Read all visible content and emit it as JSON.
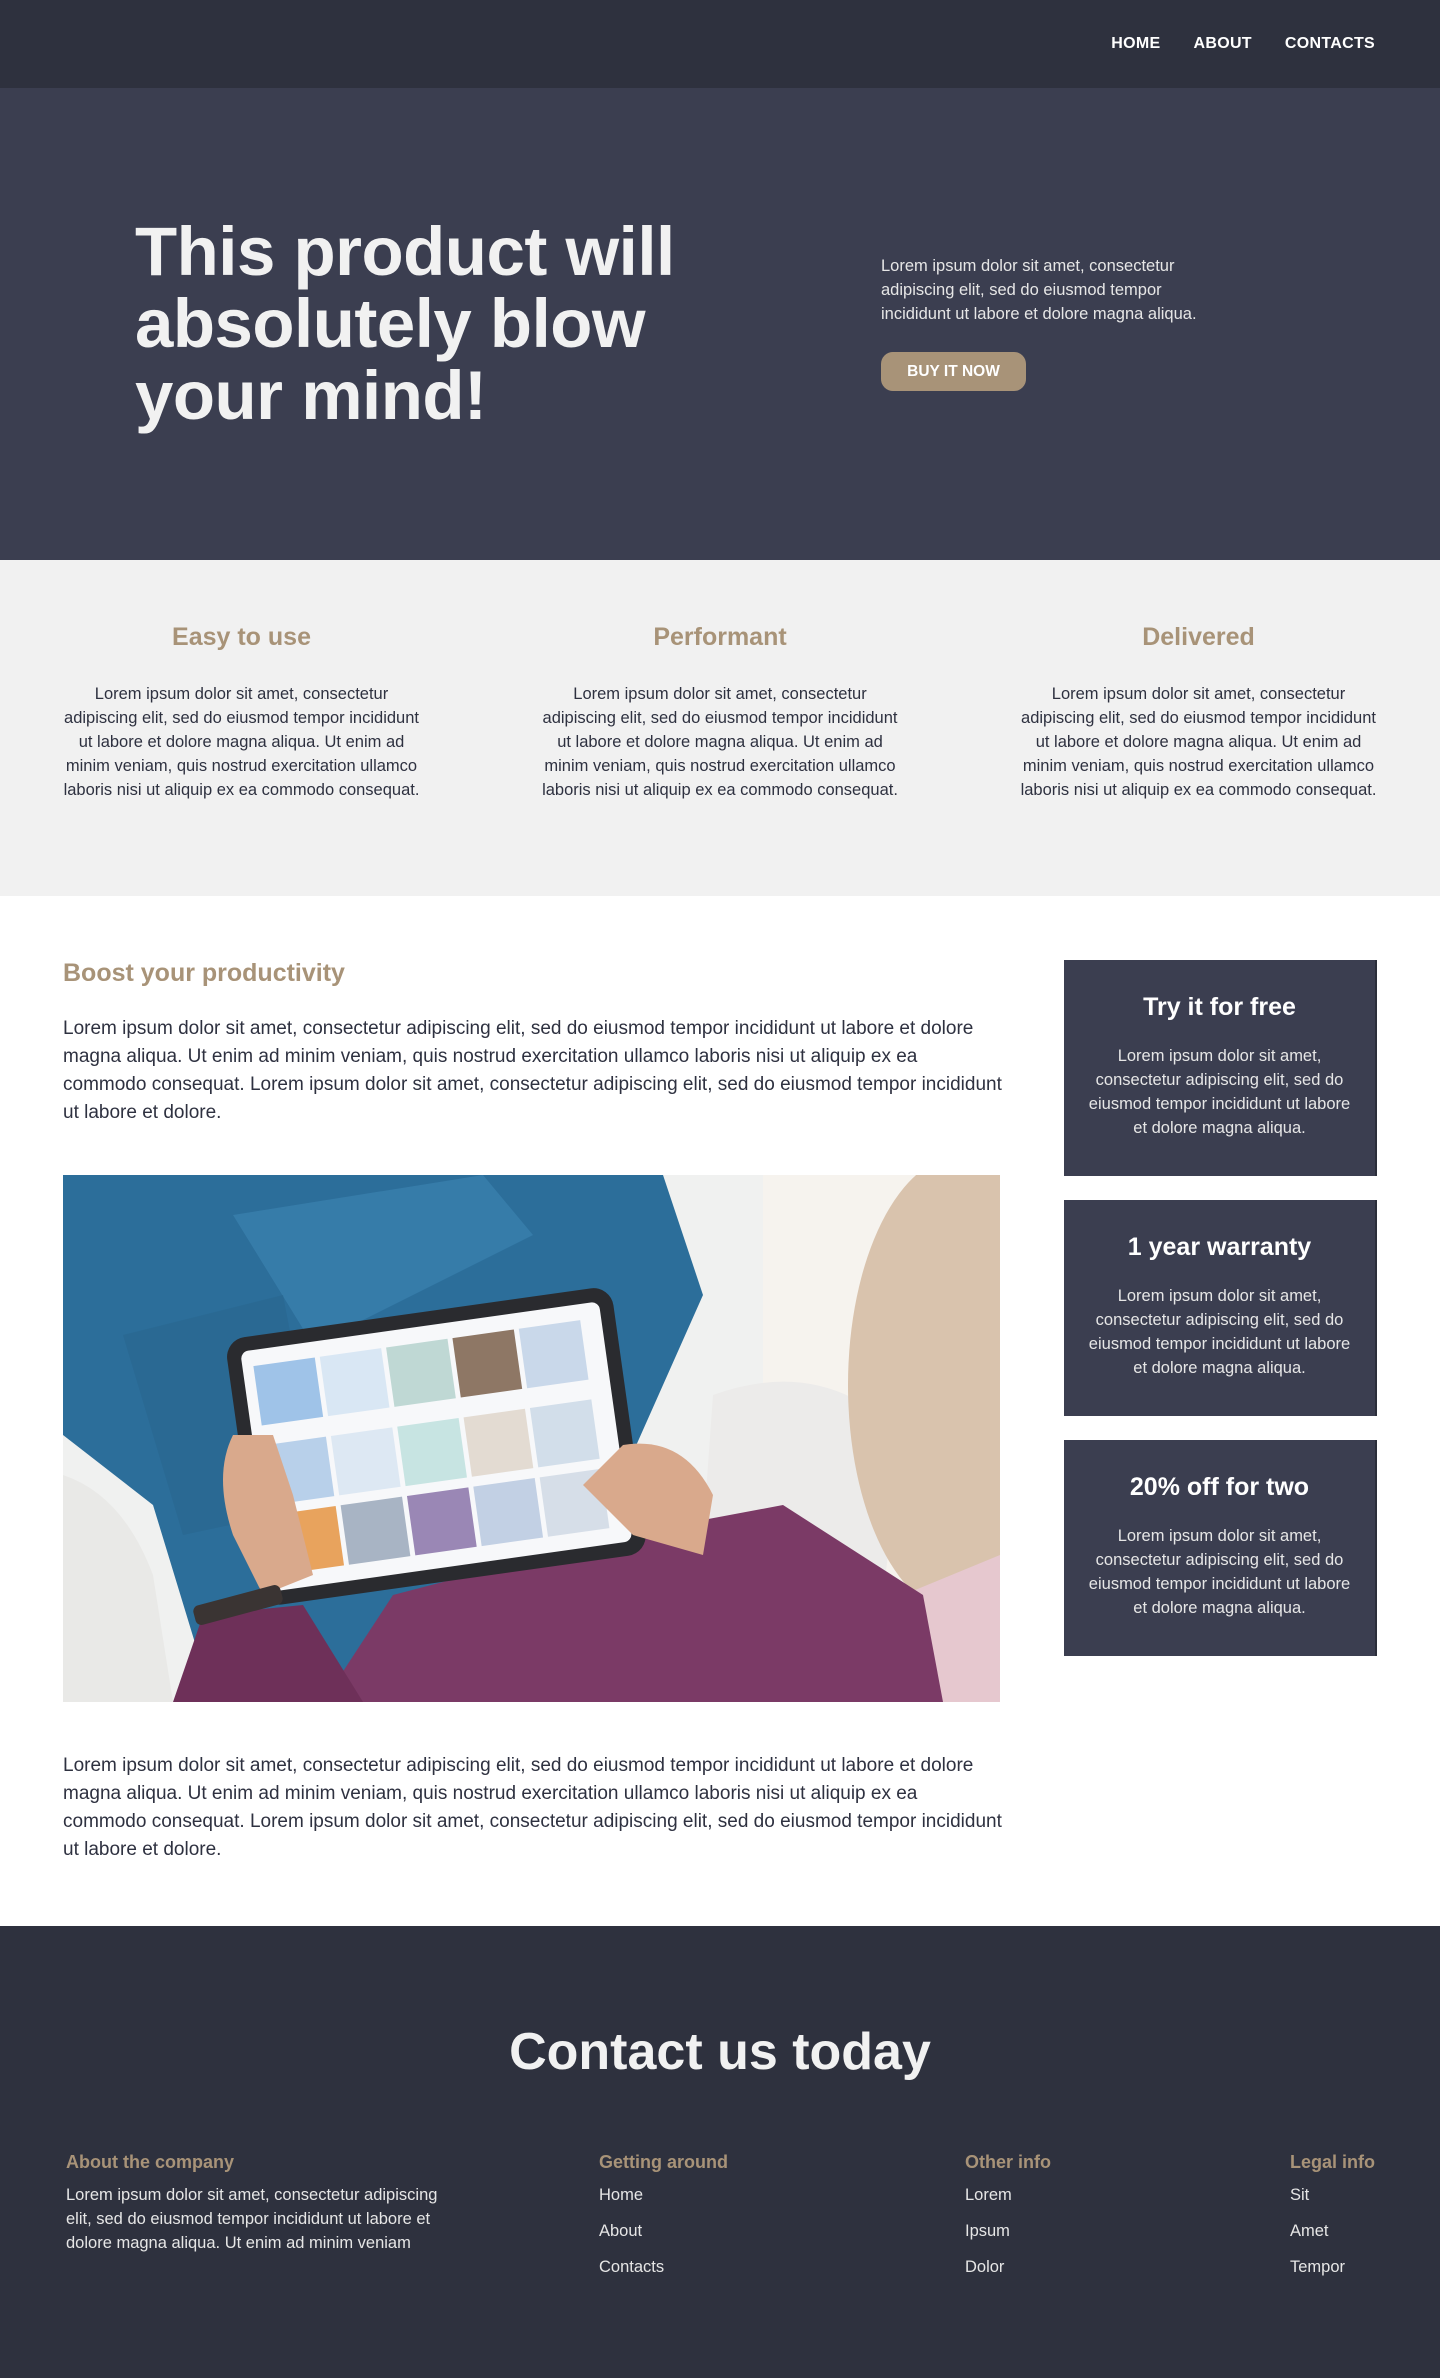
{
  "nav": {
    "links": [
      "HOME",
      "ABOUT",
      "CONTACTS"
    ]
  },
  "hero": {
    "title": "This product will absolutely blow your mind!",
    "text": "Lorem ipsum dolor sit amet, consectetur adipiscing elit, sed do eiusmod tempor incididunt ut labore et dolore magna aliqua.",
    "button": "BUY IT NOW"
  },
  "features": [
    {
      "title": "Easy to use",
      "text": "Lorem ipsum dolor sit amet, consectetur adipiscing elit, sed do eiusmod tempor incididunt ut labore et dolore magna aliqua. Ut enim ad minim veniam, quis nostrud exercitation ullamco laboris nisi ut aliquip ex ea commodo consequat."
    },
    {
      "title": "Performant",
      "text": "Lorem ipsum dolor sit amet, consectetur adipiscing elit, sed do eiusmod tempor incididunt ut labore et dolore magna aliqua. Ut enim ad minim veniam, quis nostrud exercitation ullamco laboris nisi ut aliquip ex ea commodo consequat."
    },
    {
      "title": "Delivered",
      "text": "Lorem ipsum dolor sit amet, consectetur adipiscing elit, sed do eiusmod tempor incididunt ut labore et dolore magna aliqua. Ut enim ad minim veniam, quis nostrud exercitation ullamco laboris nisi ut aliquip ex ea commodo consequat."
    }
  ],
  "main": {
    "heading": "Boost your productivity",
    "paragraph1": "Lorem ipsum dolor sit amet, consectetur adipiscing elit, sed do eiusmod tempor incididunt ut labore et dolore magna aliqua. Ut enim ad minim veniam, quis nostrud exercitation ullamco laboris nisi ut aliquip ex ea commodo consequat. Lorem ipsum dolor sit amet, consectetur adipiscing elit, sed do eiusmod tempor incididunt ut labore et dolore.",
    "paragraph2": "Lorem ipsum dolor sit amet, consectetur adipiscing elit, sed do eiusmod tempor incididunt ut labore et dolore magna aliqua. Ut enim ad minim veniam, quis nostrud exercitation ullamco laboris nisi ut aliquip ex ea commodo consequat. Lorem ipsum dolor sit amet, consectetur adipiscing elit, sed do eiusmod tempor incididunt ut labore et dolore."
  },
  "sidebar": [
    {
      "title": "Try it for free",
      "text": "Lorem ipsum dolor sit amet, consectetur adipiscing elit, sed do eiusmod tempor incididunt ut labore et dolore magna aliqua."
    },
    {
      "title": "1 year warranty",
      "text": "Lorem ipsum dolor sit amet, consectetur adipiscing elit, sed do eiusmod tempor incididunt ut labore et dolore magna aliqua."
    },
    {
      "title": "20% off for two",
      "text": "Lorem ipsum dolor sit amet, consectetur adipiscing elit, sed do eiusmod tempor incididunt ut labore et dolore magna aliqua."
    }
  ],
  "footer": {
    "title": "Contact us today",
    "about": {
      "title": "About the company",
      "text": "Lorem ipsum dolor sit amet, consectetur adipiscing elit, sed do eiusmod tempor incididunt ut labore et dolore magna aliqua. Ut enim ad minim veniam"
    },
    "getting_around": {
      "title": "Getting around",
      "links": [
        "Home",
        "About",
        "Contacts"
      ]
    },
    "other_info": {
      "title": "Other info",
      "links": [
        "Lorem",
        "Ipsum",
        "Dolor"
      ]
    },
    "legal_info": {
      "title": "Legal info",
      "links": [
        "Sit",
        "Amet",
        "Tempor"
      ]
    }
  },
  "colors": {
    "nav_bg": "#2e313e",
    "hero_bg": "#3b3e50",
    "accent": "#a89378",
    "features_bg": "#f1f1f1",
    "footer_bg": "#2e313e"
  }
}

******************************

◆ **WHAT YOU SHOULD DO**
Quote every record above exactly, omitting any pictures they contain.

◆ **WRITTEN RESPONSE**
Read all visible content and emit it as JSON.
{
  "nav": {
    "links": [
      "HOME",
      "ABOUT",
      "CONTACTS"
    ]
  },
  "hero": {
    "title": "This product will absolutely blow your mind!",
    "text": "Lorem ipsum dolor sit amet, consectetur adipiscing elit, sed do eiusmod tempor incididunt ut labore et dolore magna aliqua.",
    "button": "BUY IT NOW"
  },
  "features": [
    {
      "title": "Easy to use",
      "text": "Lorem ipsum dolor sit amet, consectetur adipiscing elit, sed do eiusmod tempor incididunt ut labore et dolore magna aliqua. Ut enim ad minim veniam, quis nostrud exercitation ullamco laboris nisi ut aliquip ex ea commodo consequat."
    },
    {
      "title": "Performant",
      "text": "Lorem ipsum dolor sit amet, consectetur adipiscing elit, sed do eiusmod tempor incididunt ut labore et dolore magna aliqua. Ut enim ad minim veniam, quis nostrud exercitation ullamco laboris nisi ut aliquip ex ea commodo consequat."
    },
    {
      "title": "Delivered",
      "text": "Lorem ipsum dolor sit amet, consectetur adipiscing elit, sed do eiusmod tempor incididunt ut labore et dolore magna aliqua. Ut enim ad minim veniam, quis nostrud exercitation ullamco laboris nisi ut aliquip ex ea commodo consequat."
    }
  ],
  "main": {
    "heading": "Boost your productivity",
    "paragraph1": "Lorem ipsum dolor sit amet, consectetur adipiscing elit, sed do eiusmod tempor incididunt ut labore et dolore magna aliqua. Ut enim ad minim veniam, quis nostrud exercitation ullamco laboris nisi ut aliquip ex ea commodo consequat. Lorem ipsum dolor sit amet, consectetur adipiscing elit, sed do eiusmod tempor incididunt ut labore et dolore.",
    "paragraph2": "Lorem ipsum dolor sit amet, consectetur adipiscing elit, sed do eiusmod tempor incididunt ut labore et dolore magna aliqua. Ut enim ad minim veniam, quis nostrud exercitation ullamco laboris nisi ut aliquip ex ea commodo consequat. Lorem ipsum dolor sit amet, consectetur adipiscing elit, sed do eiusmod tempor incididunt ut labore et dolore."
  },
  "sidebar": [
    {
      "title": "Try it for free",
      "text": "Lorem ipsum dolor sit amet, consectetur adipiscing elit, sed do eiusmod tempor incididunt ut labore et dolore magna aliqua."
    },
    {
      "title": "1 year warranty",
      "text": "Lorem ipsum dolor sit amet, consectetur adipiscing elit, sed do eiusmod tempor incididunt ut labore et dolore magna aliqua."
    },
    {
      "title": "20% off for two",
      "text": "Lorem ipsum dolor sit amet, consectetur adipiscing elit, sed do eiusmod tempor incididunt ut labore et dolore magna aliqua."
    }
  ],
  "footer": {
    "title": "Contact us today",
    "about": {
      "title": "About the company",
      "text": "Lorem ipsum dolor sit amet, consectetur adipiscing elit, sed do eiusmod tempor incididunt ut labore et dolore magna aliqua. Ut enim ad minim veniam"
    },
    "getting_around": {
      "title": "Getting around",
      "links": [
        "Home",
        "About",
        "Contacts"
      ]
    },
    "other_info": {
      "title": "Other info",
      "links": [
        "Lorem",
        "Ipsum",
        "Dolor"
      ]
    },
    "legal_info": {
      "title": "Legal info",
      "links": [
        "Sit",
        "Amet",
        "Tempor"
      ]
    }
  },
  "colors": {
    "nav_bg": "#2e313e",
    "hero_bg": "#3b3e50",
    "accent": "#a89378",
    "features_bg": "#f1f1f1",
    "footer_bg": "#2e313e"
  }
}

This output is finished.